»»

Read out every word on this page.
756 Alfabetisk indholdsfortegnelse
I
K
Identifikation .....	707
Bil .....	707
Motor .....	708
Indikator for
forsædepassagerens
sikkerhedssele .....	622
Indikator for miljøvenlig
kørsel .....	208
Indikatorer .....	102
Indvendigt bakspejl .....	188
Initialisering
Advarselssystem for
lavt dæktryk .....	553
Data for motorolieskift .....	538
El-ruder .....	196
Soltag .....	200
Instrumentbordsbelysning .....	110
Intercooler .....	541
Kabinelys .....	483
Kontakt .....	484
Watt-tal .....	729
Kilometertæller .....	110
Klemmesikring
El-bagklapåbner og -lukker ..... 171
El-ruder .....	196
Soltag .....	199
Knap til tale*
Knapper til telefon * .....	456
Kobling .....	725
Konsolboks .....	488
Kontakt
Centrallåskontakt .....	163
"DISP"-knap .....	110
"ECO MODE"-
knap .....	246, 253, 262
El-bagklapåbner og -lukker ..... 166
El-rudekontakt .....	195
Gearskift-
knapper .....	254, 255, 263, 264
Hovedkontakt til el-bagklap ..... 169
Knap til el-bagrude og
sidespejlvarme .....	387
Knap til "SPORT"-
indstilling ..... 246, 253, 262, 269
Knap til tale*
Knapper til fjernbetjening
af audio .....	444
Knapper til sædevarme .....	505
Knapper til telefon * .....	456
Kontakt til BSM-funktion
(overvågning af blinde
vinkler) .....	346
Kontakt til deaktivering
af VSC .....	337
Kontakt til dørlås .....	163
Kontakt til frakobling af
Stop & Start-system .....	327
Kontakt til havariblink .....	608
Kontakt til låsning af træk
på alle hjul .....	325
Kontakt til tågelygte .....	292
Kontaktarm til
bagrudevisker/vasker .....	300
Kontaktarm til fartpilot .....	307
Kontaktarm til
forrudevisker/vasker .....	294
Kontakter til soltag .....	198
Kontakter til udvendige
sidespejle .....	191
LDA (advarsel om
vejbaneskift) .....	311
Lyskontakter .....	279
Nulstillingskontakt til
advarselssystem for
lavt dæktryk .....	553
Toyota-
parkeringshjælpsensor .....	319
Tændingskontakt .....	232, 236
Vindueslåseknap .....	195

««

Given exercise: All entries must be repeated verbatim.

Response below:
Read out every word on this page.
756 Alfabetisk indholdsfortegnelse
I
K
Identifikation .....	707
Bil .....	707
Motor .....	708
Indikator for
forsædepassagerens
sikkerhedssele .....	622
Indikator for miljøvenlig
kørsel .....	208
Indikatorer .....	102
Indvendigt bakspejl .....	188
Initialisering
Advarselssystem for
lavt dæktryk .....	553
Data for motorolieskift .....	538
El-ruder .....	196
Soltag .....	200
Instrumentbordsbelysning .....	110
Intercooler .....	541
Kabinelys .....	483
Kontakt .....	484
Watt-tal .....	729
Kilometertæller .....	110
Klemmesikring
El-bagklapåbner og -lukker ..... 171
El-ruder .....	196
Soltag .....	199
Knap til tale*
Knapper til telefon * .....	456
Kobling .....	725
Konsolboks .....	488
Kontakt
Centrallåskontakt .....	163
"DISP"-knap .....	110
"ECO MODE"-
knap .....	246, 253, 262
El-bagklapåbner og -lukker ..... 166
El-rudekontakt .....	195
Gearskift-
knapper .....	254, 255, 263, 264
Hovedkontakt til el-bagklap ..... 169
Knap til el-bagrude og
sidespejlvarme .....	387
Knap til "SPORT"-
indstilling ..... 246, 253, 262, 269
Knap til tale*
Knapper til fjernbetjening
af audio .....	444
Knapper til sædevarme .....	505
Knapper til telefon * .....	456
Kontakt til BSM-funktion
(overvågning af blinde
vinkler) .....	346
Kontakt til deaktivering
af VSC .....	337
Kontakt til dørlås .....	163
Kontakt til frakobling af
Stop & Start-system .....	327
Kontakt til havariblink .....	608
Kontakt til låsning af træk
på alle hjul .....	325
Kontakt til tågelygte .....	292
Kontaktarm til
bagrudevisker/vasker .....	300
Kontaktarm til fartpilot .....	307
Kontaktarm til
forrudevisker/vasker .....	294
Kontakter til soltag .....	198
Kontakter til udvendige
sidespejle .....	191
LDA (advarsel om
vejbaneskift) .....	311
Lyskontakter .....	279
Nulstillingskontakt til
advarselssystem for
lavt dæktryk .....	553
Toyota-
parkeringshjælpsensor .....	319
Tændingskontakt .....	232, 236
Vindueslåseknap .....	195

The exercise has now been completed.